With food prices reaching record levels can you invest to offset the hit to the household budget?

Published On: April 23, 2022Categories: Latest News5.5 min read

The war in Ukraine that started with Russia’s invasion in late February is having consequences other than the obvious range of disasters for those directly impacted. Among the multitude of ripple effects spreading out from the devastation unfolding is that global food prices are hitting record highs.

In a global economy, the loss or significant reduction in the output of a major supplier of widely relied upon commodities, goods or services is a significant problem. The more these commodities, goods or services are relied upon, and the bigger the impact on overall supply that results, the bigger the problem.

Much of the focus on the Ukraine war has been on its impact on energy prices. An impact that could get, foreseeably significantly, worse. Russia is the third largest oil producer in the world after only the United States and Saudi Arabia, responsible for around 10% of global supply. And Russia is the second largest producer of gas after the USA, contributing 14% of total global supply.

Russian oil and gas is being rejected by many of its previous buyers and European nations that are particularly reliant on it have pledged to find alternative suppliers as soon as possible. That has driven up the prices of all energy commodities this year, contributing towards levels of inflation not seen since the late 1980s.

And it’s not just energy prices that have risen significantly. Ukraine,  is one of the world’s largest producers of food commodities and known as the breadbasket of Europe. According to United Nations’ Food and Agriculture Organisation (FAO), Ukraine is the fifth largest exporter of wheat in the world. It held a global market share of 10% between 2016-17 and 2020-21.

Russia’s southern planes are also a major source of cereal crops into world markets. Between them, Russia and Ukraine account for a massive 12% of all the food calories traded in the world. The two warring nations produce more than a quarter of the world’s wheat and a fifth of corn exports.

•••

### Assigned task 1
List every country named in the article on rising food prices.
### Assigned task 2
Pick up the article on rising food prices after its final sentence and carry it forward.

Document layout analysis data:
•••

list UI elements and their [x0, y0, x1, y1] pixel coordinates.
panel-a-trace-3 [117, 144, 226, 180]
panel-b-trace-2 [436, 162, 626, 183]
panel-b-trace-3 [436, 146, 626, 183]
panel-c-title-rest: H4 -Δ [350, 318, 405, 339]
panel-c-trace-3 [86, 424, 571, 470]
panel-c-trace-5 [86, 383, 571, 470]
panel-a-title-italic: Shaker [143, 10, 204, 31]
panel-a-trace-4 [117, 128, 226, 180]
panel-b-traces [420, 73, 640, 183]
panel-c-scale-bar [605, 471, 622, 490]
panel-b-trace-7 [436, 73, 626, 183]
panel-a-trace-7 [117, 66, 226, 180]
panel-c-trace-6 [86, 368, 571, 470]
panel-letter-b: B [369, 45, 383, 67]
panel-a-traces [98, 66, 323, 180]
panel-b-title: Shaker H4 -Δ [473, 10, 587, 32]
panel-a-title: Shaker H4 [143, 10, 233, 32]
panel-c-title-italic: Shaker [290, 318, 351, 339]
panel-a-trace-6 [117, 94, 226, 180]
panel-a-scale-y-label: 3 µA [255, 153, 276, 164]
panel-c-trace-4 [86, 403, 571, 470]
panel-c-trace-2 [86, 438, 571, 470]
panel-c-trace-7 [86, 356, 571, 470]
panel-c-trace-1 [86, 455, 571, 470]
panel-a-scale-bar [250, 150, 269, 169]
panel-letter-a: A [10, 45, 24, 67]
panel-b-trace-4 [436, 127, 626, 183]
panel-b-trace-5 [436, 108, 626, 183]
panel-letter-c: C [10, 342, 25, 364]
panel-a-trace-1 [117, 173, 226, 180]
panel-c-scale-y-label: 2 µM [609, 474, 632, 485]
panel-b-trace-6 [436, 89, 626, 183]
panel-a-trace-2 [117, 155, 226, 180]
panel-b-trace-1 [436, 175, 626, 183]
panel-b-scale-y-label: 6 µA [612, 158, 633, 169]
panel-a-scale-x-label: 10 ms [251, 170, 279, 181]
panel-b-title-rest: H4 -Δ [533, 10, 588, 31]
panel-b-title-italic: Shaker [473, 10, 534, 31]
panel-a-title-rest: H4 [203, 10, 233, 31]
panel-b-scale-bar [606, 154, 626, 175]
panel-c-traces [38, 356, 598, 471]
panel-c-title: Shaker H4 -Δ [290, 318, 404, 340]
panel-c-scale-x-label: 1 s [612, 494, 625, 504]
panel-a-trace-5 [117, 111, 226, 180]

•••

### Written answer 1
Ukraine, Russia, the United States, Saudi Arabia

### Written answer 2
global markets volume

Source: IFPRI

A recent study by the International Food Policy Research Institute’s study sums up the problem:

“Ongoing fallout from the COVID-19 pandemic and other factors have already driven up food prices. Poor harvests in South America, strong global demand, and supply chain issues have reduced grain and oilseed inventories and driven prices to their highest levels since 2011-2013. Vegetable oil prices have also been at record levels, reflecting the short South American soybean crop, reduced palm oil supplies due to harvest problems in Malaysia, and sharply increased use of palm and soybean oil for biodiesel production. Prices of key energy-intensive inputs like fuel, fertilizer and pesticides have also been at near-record levels.”

“Russia’s invasion of Ukraine will further disrupt global markets, will have negative consequences for global grain supplies in the short term, and by disrupting natural gas and fertilizer markets, have negative impacts for producers as they enter a new planting season. This could push up already-high food price inflation…”

In March, global food prices rose by 13% to a new record high. The United Nations’ Food and Agriculture Organisation’s food prices index reached 159.3 after its most pronounced monthly rise in 14 years. Prices for vegetable oils and cereals reached record highs, as did meat and there were also leaps for dairy products and sugar.

Cereal prices were up 17.1% in March and the agency cut its forecasted 2022 global wheat production to 790 million on the presumption that at least 20% of Ukraine’s winter crop would not be harvested. The slump in Black Sea exports will only be partially offset by increases in exports from India, Argentina, the USA and EU.

The global foods crisis will be most keenly, and damagingly felt by poorer nations with vulnerable food security. But consumers in the UK and elsewhere in the developed world will also have to content with even higher prices at the supermarket, butchers and bakers than recent rises.

But rising prices benefit suppliers who are able to maintain production or even increase it. The valuations of energy companies have recently risen sharply as energy commodity prices have soared. BP’s share price is up almost 35% in the past year and Shell’s by over 60%.

shell plc

One way investors could be cushioning the financial impact of higher energy and fuel prices is to have bought shares in companies, like London-listed BP and Shell, selling energy commodities.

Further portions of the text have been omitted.